## SHORT PROBLEM
Skip the pictures and extract all of the lines exactly as written.

** Begin DATA RECORDS **

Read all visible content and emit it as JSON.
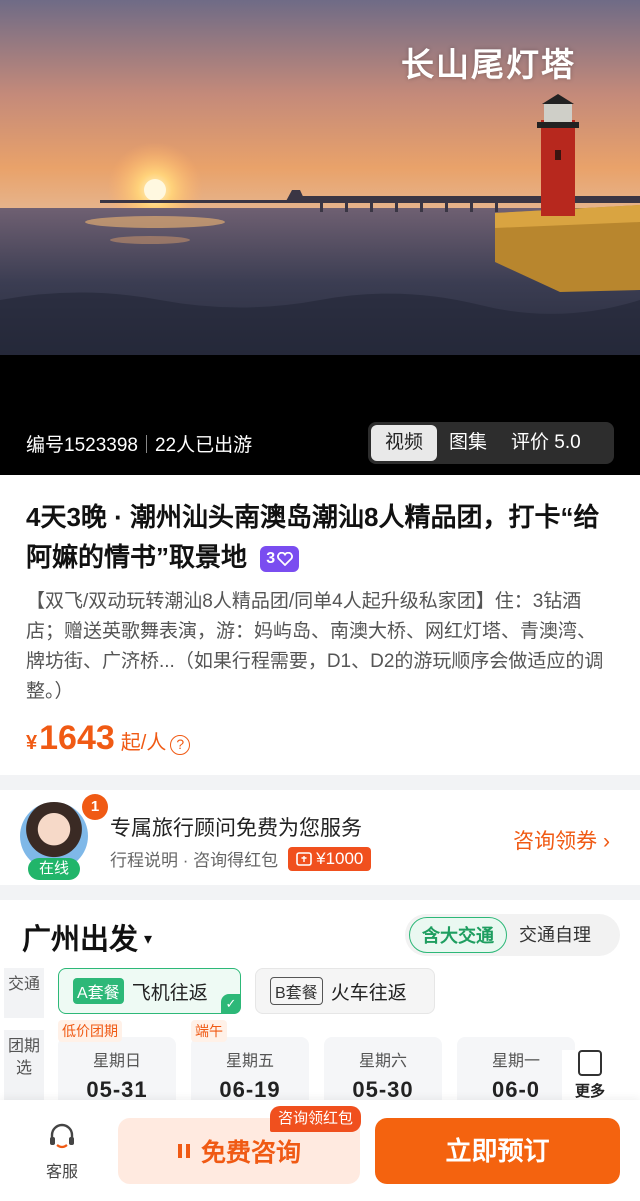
{
  "hero": {
    "overlay_title": "长山尾灯塔",
    "code": "编号1523398",
    "travelers": "22人已出游",
    "media_tabs": [
      {
        "label": "视频",
        "active": true
      },
      {
        "label": "图集",
        "active": false
      },
      {
        "label": "评价 5.0",
        "active": false
      }
    ]
  },
  "product": {
    "title": "4天3晚 · 潮州汕头南澳岛潮汕8人精品团，打卡“给阿嫲的情书”取景地",
    "badge": "3",
    "description": "【双飞/双动玩转潮汕8人精品团/同单4人起升级私家团】住：3钻酒店；赠送英歌舞表演，游：妈屿岛、南澳大桥、网红灯塔、青澳湾、牌坊街、广济桥...（如果行程需要，D1、D2的游玩顺序会做适应的调整。）",
    "price_currency": "¥",
    "price": "1643",
    "price_unit": "起/人",
    "price_help": "?"
  },
  "advisor": {
    "badge_count": "1",
    "status": "在线",
    "title": "专属旅行顾问免费为您服务",
    "subtitle": "行程说明 · 咨询得红包",
    "red_packet": "¥1000",
    "link": "咨询领券 ›"
  },
  "departure": {
    "city": "广州出发",
    "caret": "▾",
    "transport_options": [
      {
        "label": "含大交通",
        "active": true
      },
      {
        "label": "交通自理",
        "active": false
      }
    ],
    "transport_label": "交通",
    "packages": [
      {
        "tag": "A套餐",
        "label": "飞机往返",
        "selected": true
      },
      {
        "tag": "B套餐",
        "label": "火车往返",
        "selected": false
      }
    ],
    "date_label": "团期选",
    "dates": [
      {
        "weekday": "星期日",
        "date": "05-31",
        "tag": "低价团期"
      },
      {
        "weekday": "星期五",
        "date": "06-19",
        "tag": "端午"
      },
      {
        "weekday": "星期六",
        "date": "05-30",
        "tag": ""
      },
      {
        "weekday": "星期一",
        "date": "06-0",
        "tag": ""
      }
    ],
    "more_label": "更多"
  },
  "bottom": {
    "service_label": "客服",
    "consult_tag": "咨询领红包",
    "consult_label": "免费咨询",
    "book_label": "立即预订"
  },
  "colors": {
    "accent": "#f05a14",
    "green": "#2db878",
    "purple": "#7a4df0"
  }
}
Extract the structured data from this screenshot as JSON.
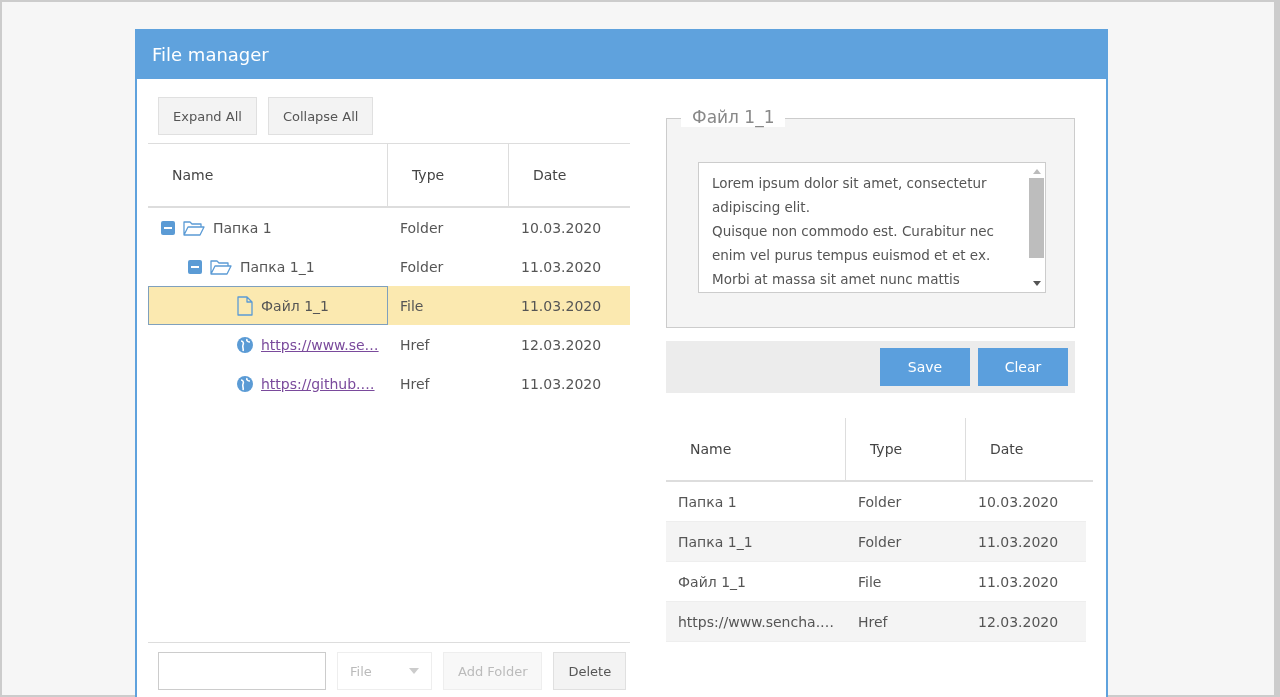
{
  "window": {
    "title": "File manager"
  },
  "tree_toolbar": {
    "buttons": [
      {
        "label": "Expand All"
      },
      {
        "label": "Collapse All"
      }
    ]
  },
  "tree": {
    "columns": [
      "Name",
      "Type",
      "Date"
    ],
    "rows": [
      {
        "kind": "folder",
        "name": "Папка 1",
        "type": "Folder",
        "date": "10.03.2020",
        "expanded": true,
        "selected": false,
        "children": [
          {
            "kind": "folder",
            "name": "Папка 1_1",
            "type": "Folder",
            "date": "11.03.2020",
            "expanded": true,
            "selected": false,
            "children": [
              {
                "kind": "file",
                "name": "Файл 1_1",
                "type": "File",
                "date": "11.03.2020",
                "selected": true
              },
              {
                "kind": "link",
                "name": "https://www.se…",
                "type": "Href",
                "date": "12.03.2020",
                "selected": false
              },
              {
                "kind": "link",
                "name": "https://github.…",
                "type": "Href",
                "date": "11.03.2020",
                "selected": false
              }
            ]
          }
        ]
      }
    ]
  },
  "bottom_toolbar": {
    "name_field": {
      "disabled": false
    },
    "type_combo": {
      "value": "File",
      "disabled": true
    },
    "buttons": [
      {
        "label": "Add Folder",
        "disabled": true
      },
      {
        "label": "Delete",
        "disabled": false
      }
    ]
  },
  "details": {
    "legend": "Файл 1_1",
    "text": "Lorem ipsum dolor sit amet, consectetur adipiscing elit.\nQuisque non commodo est. Curabitur nec enim vel purus tempus euismod et et ex.\nMorbi at massa sit amet nunc mattis",
    "buttons": [
      {
        "label": "Save"
      },
      {
        "label": "Clear"
      }
    ]
  },
  "list": {
    "columns": [
      "Name",
      "Type",
      "Date"
    ],
    "rows": [
      {
        "name": "Папка 1",
        "type": "Folder",
        "date": "10.03.2020"
      },
      {
        "name": "Папка 1_1",
        "type": "Folder",
        "date": "11.03.2020"
      },
      {
        "name": "Файл 1_1",
        "type": "File",
        "date": "11.03.2020"
      },
      {
        "name": "https://www.sencha.…",
        "type": "Href",
        "date": "12.03.2020"
      }
    ]
  }
}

** End DATA RECORDS **

## RESULT FOR THIS EXERCISE
Read all visible content and emit it as JSON.
{
  "hero": {
    "overlay_title": "长山尾灯塔",
    "code": "编号1523398",
    "travelers": "22人已出游",
    "media_tabs": [
      {
        "label": "视频",
        "active": true
      },
      {
        "label": "图集",
        "active": false
      },
      {
        "label": "评价 5.0",
        "active": false
      }
    ]
  },
  "product": {
    "title": "4天3晚 · 潮州汕头南澳岛潮汕8人精品团，打卡“给阿嫲的情书”取景地",
    "badge": "3",
    "description": "【双飞/双动玩转潮汕8人精品团/同单4人起升级私家团】住：3钻酒店；赠送英歌舞表演，游：妈屿岛、南澳大桥、网红灯塔、青澳湾、牌坊街、广济桥...（如果行程需要，D1、D2的游玩顺序会做适应的调整。）",
    "price_currency": "¥",
    "price": "1643",
    "price_unit": "起/人",
    "price_help": "?"
  },
  "advisor": {
    "badge_count": "1",
    "status": "在线",
    "title": "专属旅行顾问免费为您服务",
    "subtitle": "行程说明 · 咨询得红包",
    "red_packet": "¥1000",
    "link": "咨询领券 ›"
  },
  "departure": {
    "city": "广州出发",
    "caret": "▾",
    "transport_options": [
      {
        "label": "含大交通",
        "active": true
      },
      {
        "label": "交通自理",
        "active": false
      }
    ],
    "transport_label": "交通",
    "packages": [
      {
        "tag": "A套餐",
        "label": "飞机往返",
        "selected": true
      },
      {
        "tag": "B套餐",
        "label": "火车往返",
        "selected": false
      }
    ],
    "date_label": "团期选",
    "dates": [
      {
        "weekday": "星期日",
        "date": "05-31",
        "tag": "低价团期"
      },
      {
        "weekday": "星期五",
        "date": "06-19",
        "tag": "端午"
      },
      {
        "weekday": "星期六",
        "date": "05-30",
        "tag": ""
      },
      {
        "weekday": "星期一",
        "date": "06-0",
        "tag": ""
      }
    ],
    "more_label": "更多"
  },
  "bottom": {
    "service_label": "客服",
    "consult_tag": "咨询领红包",
    "consult_label": "免费咨询",
    "book_label": "立即预订"
  },
  "colors": {
    "accent": "#f05a14",
    "green": "#2db878",
    "purple": "#7a4df0"
  }
}
Extract the structured data from this screenshot as JSON.
{
  "window": {
    "title": "File manager"
  },
  "tree_toolbar": {
    "buttons": [
      {
        "label": "Expand All"
      },
      {
        "label": "Collapse All"
      }
    ]
  },
  "tree": {
    "columns": [
      "Name",
      "Type",
      "Date"
    ],
    "rows": [
      {
        "kind": "folder",
        "name": "Папка 1",
        "type": "Folder",
        "date": "10.03.2020",
        "expanded": true,
        "selected": false,
        "children": [
          {
            "kind": "folder",
            "name": "Папка 1_1",
            "type": "Folder",
            "date": "11.03.2020",
            "expanded": true,
            "selected": false,
            "children": [
              {
                "kind": "file",
                "name": "Файл 1_1",
                "type": "File",
                "date": "11.03.2020",
                "selected": true
              },
              {
                "kind": "link",
                "name": "https://www.se…",
                "type": "Href",
                "date": "12.03.2020",
                "selected": false
              },
              {
                "kind": "link",
                "name": "https://github.…",
                "type": "Href",
                "date": "11.03.2020",
                "selected": false
              }
            ]
          }
        ]
      }
    ]
  },
  "bottom_toolbar": {
    "name_field": {
      "disabled": false
    },
    "type_combo": {
      "value": "File",
      "disabled": true
    },
    "buttons": [
      {
        "label": "Add Folder",
        "disabled": true
      },
      {
        "label": "Delete",
        "disabled": false
      }
    ]
  },
  "details": {
    "legend": "Файл 1_1",
    "text": "Lorem ipsum dolor sit amet, consectetur adipiscing elit.\nQuisque non commodo est. Curabitur nec enim vel purus tempus euismod et et ex.\nMorbi at massa sit amet nunc mattis",
    "buttons": [
      {
        "label": "Save"
      },
      {
        "label": "Clear"
      }
    ]
  },
  "list": {
    "columns": [
      "Name",
      "Type",
      "Date"
    ],
    "rows": [
      {
        "name": "Папка 1",
        "type": "Folder",
        "date": "10.03.2020"
      },
      {
        "name": "Папка 1_1",
        "type": "Folder",
        "date": "11.03.2020"
      },
      {
        "name": "Файл 1_1",
        "type": "File",
        "date": "11.03.2020"
      },
      {
        "name": "https://www.sencha.…",
        "type": "Href",
        "date": "12.03.2020"
      }
    ]
  }
}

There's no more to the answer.